_RECORDS SHOWN_:
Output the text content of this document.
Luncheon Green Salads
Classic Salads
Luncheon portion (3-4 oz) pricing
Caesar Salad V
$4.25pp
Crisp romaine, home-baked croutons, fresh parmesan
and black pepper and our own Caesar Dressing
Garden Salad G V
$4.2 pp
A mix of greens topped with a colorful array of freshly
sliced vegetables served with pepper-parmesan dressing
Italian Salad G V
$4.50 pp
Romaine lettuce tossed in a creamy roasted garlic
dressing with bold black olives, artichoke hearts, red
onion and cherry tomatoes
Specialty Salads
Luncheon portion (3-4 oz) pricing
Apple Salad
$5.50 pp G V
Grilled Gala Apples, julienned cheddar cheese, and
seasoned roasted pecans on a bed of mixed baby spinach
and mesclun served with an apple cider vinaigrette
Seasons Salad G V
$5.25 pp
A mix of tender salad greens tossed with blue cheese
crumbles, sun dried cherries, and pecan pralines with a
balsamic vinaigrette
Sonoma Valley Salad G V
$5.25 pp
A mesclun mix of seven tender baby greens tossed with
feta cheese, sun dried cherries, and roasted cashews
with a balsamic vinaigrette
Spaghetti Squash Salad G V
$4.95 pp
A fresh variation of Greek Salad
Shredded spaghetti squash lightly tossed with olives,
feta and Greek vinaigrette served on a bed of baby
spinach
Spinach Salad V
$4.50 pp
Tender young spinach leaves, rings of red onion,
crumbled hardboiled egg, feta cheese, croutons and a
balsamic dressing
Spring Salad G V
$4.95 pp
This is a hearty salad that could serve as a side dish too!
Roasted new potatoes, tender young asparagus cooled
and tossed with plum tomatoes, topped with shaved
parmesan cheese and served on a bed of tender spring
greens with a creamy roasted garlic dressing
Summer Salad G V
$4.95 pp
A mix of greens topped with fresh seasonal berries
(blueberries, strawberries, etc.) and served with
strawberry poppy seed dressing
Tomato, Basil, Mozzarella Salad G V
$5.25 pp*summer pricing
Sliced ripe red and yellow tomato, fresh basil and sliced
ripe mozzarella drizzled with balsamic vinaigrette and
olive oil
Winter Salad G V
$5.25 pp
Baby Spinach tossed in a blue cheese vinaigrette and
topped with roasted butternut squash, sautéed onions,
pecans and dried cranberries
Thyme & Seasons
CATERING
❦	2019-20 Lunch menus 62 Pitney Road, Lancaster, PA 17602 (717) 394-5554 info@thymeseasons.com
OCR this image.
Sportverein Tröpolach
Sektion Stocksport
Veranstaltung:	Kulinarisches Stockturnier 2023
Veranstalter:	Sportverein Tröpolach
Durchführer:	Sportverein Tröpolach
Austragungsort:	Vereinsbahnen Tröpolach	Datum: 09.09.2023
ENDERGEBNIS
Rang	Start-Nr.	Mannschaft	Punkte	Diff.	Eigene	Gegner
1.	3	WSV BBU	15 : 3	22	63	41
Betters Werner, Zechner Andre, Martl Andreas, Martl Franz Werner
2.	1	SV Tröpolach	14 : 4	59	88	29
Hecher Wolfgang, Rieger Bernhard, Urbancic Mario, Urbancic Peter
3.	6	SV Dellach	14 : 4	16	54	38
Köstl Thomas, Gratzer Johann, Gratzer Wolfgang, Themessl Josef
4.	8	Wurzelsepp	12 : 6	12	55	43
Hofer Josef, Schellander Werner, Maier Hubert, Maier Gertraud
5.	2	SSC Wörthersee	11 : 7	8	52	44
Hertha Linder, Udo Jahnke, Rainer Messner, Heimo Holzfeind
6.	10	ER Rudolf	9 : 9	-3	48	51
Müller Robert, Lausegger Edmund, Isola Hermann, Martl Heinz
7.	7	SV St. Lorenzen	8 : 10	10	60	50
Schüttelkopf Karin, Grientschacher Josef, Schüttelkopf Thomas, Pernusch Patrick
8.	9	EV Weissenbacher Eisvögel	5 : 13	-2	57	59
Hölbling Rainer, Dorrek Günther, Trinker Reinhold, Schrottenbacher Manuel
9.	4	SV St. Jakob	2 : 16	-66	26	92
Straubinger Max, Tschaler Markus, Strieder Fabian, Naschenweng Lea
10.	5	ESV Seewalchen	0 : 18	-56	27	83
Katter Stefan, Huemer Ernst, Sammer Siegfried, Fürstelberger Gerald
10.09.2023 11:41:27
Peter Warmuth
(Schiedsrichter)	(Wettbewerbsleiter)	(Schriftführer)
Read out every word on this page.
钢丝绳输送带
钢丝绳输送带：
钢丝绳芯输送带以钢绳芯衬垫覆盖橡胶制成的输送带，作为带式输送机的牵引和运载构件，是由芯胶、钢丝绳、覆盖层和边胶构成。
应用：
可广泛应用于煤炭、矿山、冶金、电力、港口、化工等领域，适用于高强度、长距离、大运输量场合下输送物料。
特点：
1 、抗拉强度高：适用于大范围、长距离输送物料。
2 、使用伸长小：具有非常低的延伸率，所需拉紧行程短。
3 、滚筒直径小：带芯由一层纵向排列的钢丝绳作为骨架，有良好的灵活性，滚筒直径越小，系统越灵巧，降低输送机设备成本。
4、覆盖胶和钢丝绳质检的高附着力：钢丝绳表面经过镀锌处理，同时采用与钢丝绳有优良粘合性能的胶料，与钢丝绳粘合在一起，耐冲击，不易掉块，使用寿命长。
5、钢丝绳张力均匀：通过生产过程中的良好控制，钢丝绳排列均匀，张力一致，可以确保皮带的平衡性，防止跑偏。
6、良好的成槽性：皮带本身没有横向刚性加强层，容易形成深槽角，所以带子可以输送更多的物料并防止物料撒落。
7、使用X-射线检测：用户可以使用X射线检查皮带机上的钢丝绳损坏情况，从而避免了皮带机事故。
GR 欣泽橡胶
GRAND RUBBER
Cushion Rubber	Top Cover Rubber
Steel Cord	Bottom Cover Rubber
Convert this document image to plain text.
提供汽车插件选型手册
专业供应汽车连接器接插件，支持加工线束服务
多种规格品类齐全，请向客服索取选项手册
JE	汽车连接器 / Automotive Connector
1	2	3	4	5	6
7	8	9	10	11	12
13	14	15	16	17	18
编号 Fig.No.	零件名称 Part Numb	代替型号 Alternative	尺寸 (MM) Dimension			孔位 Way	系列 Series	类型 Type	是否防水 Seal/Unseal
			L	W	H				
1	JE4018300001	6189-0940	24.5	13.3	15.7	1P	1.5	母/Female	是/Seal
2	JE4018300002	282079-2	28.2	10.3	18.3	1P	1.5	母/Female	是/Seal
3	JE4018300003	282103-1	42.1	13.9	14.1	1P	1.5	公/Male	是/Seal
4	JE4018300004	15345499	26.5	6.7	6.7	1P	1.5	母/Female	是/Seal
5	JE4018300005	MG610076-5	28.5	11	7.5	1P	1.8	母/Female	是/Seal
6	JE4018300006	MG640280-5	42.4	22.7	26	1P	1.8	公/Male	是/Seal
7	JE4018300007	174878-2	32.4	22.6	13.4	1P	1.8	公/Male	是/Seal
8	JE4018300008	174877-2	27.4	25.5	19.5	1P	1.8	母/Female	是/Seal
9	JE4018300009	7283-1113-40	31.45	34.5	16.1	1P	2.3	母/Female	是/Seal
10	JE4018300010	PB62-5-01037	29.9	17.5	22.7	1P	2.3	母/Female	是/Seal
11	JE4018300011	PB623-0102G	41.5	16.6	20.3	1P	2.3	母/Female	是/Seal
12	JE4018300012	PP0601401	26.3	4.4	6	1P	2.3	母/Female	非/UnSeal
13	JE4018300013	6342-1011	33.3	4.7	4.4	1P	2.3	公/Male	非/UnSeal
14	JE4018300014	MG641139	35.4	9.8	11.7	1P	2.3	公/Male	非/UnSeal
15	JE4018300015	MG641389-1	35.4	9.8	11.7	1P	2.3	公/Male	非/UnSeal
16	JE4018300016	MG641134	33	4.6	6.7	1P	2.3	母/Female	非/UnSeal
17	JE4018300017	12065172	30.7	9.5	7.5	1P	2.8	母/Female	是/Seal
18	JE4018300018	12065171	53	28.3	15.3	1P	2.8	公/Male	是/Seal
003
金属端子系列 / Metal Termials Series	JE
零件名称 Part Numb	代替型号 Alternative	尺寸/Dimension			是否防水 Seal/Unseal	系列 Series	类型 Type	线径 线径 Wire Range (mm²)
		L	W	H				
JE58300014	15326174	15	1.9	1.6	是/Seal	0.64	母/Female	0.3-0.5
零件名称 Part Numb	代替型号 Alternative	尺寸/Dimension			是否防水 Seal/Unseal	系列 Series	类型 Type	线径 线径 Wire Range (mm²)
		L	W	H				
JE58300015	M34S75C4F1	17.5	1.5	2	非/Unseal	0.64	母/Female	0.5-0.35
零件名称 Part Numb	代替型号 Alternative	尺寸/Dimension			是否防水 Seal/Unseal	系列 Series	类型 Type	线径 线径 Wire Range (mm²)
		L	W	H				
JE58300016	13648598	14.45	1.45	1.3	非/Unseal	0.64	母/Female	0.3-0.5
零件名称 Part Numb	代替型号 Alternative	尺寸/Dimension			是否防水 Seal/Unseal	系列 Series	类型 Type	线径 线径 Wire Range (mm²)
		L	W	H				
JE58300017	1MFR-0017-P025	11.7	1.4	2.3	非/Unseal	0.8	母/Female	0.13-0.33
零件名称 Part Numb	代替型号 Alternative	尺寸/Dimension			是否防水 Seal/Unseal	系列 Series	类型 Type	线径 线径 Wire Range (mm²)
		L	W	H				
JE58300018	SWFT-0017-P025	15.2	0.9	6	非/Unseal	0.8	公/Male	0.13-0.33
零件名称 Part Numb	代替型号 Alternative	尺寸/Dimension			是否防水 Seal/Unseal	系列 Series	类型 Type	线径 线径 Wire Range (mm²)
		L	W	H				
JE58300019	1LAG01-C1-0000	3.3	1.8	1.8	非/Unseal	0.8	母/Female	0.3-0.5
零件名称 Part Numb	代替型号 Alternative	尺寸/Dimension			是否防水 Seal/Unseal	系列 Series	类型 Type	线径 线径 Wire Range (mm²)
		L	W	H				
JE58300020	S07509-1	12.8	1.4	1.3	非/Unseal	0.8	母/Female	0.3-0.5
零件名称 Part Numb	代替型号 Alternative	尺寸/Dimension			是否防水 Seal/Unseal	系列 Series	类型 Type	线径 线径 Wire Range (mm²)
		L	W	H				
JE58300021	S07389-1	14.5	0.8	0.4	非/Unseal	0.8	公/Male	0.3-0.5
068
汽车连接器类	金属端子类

_TASK REQUIREMENTS_:
Read through the entries and copy every line that includes "text".

_REPLY_:
Output the text content of this document.
Convert this document image to plain text.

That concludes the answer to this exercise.